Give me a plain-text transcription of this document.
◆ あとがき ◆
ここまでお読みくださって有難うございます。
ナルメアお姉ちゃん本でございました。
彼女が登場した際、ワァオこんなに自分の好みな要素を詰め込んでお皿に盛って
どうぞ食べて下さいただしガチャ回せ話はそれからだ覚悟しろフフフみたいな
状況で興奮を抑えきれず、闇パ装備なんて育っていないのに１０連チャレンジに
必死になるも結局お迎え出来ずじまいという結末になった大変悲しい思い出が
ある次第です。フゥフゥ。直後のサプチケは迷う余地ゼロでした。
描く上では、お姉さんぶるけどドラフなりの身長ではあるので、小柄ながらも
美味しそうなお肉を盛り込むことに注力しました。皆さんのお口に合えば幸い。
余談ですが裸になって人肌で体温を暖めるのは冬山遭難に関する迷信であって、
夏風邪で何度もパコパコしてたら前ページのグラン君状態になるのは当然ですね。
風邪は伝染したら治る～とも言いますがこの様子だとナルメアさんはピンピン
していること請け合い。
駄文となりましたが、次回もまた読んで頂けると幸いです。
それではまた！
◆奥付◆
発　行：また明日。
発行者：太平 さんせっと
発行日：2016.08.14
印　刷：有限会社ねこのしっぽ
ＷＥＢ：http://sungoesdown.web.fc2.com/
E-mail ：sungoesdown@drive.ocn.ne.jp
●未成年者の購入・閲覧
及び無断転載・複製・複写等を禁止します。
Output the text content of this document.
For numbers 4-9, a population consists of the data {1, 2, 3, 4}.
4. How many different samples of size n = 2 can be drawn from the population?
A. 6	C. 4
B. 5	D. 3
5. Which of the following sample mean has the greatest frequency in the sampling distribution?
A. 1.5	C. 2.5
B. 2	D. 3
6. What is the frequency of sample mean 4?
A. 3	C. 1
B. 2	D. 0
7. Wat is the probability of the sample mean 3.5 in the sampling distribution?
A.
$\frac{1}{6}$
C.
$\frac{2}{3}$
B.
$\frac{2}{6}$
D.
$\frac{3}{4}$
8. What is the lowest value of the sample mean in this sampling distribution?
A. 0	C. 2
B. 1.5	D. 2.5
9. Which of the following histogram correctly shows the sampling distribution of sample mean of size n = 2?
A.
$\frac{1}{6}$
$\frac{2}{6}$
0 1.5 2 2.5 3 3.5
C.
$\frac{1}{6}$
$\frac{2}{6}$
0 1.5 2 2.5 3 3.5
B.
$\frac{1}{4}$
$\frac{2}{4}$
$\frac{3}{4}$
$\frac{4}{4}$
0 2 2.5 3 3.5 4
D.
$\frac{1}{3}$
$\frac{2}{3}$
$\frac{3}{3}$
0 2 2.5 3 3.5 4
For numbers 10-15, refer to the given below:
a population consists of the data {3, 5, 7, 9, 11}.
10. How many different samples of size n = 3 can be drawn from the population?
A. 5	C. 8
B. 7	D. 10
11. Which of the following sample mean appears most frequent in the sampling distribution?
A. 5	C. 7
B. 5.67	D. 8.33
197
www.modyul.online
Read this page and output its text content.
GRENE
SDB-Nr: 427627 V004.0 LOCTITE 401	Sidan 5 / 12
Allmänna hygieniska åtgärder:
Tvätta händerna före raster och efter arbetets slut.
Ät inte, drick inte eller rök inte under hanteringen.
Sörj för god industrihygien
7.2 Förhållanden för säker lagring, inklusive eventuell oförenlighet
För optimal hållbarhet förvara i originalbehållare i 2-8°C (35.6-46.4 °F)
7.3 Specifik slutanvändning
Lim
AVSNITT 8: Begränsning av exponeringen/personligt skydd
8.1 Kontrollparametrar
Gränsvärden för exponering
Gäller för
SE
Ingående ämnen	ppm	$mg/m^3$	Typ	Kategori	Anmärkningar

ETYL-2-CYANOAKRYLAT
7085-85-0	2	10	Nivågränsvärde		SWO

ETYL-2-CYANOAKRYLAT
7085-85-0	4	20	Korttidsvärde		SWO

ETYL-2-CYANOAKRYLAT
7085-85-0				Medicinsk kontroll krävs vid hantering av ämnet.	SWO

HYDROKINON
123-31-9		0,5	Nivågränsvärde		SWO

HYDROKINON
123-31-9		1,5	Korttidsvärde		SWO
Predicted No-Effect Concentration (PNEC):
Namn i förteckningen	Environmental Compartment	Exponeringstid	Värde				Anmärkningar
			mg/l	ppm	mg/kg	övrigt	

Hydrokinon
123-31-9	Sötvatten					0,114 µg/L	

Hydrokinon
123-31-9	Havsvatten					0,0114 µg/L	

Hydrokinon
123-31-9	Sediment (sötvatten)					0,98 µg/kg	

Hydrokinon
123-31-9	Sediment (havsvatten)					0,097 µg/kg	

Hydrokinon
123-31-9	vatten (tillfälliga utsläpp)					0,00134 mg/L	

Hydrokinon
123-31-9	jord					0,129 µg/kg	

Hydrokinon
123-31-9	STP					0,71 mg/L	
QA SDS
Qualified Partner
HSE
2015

——

__Problem description__. Counting only lines of the data above that hold "this", report the total and nothing else.

__The response__. 4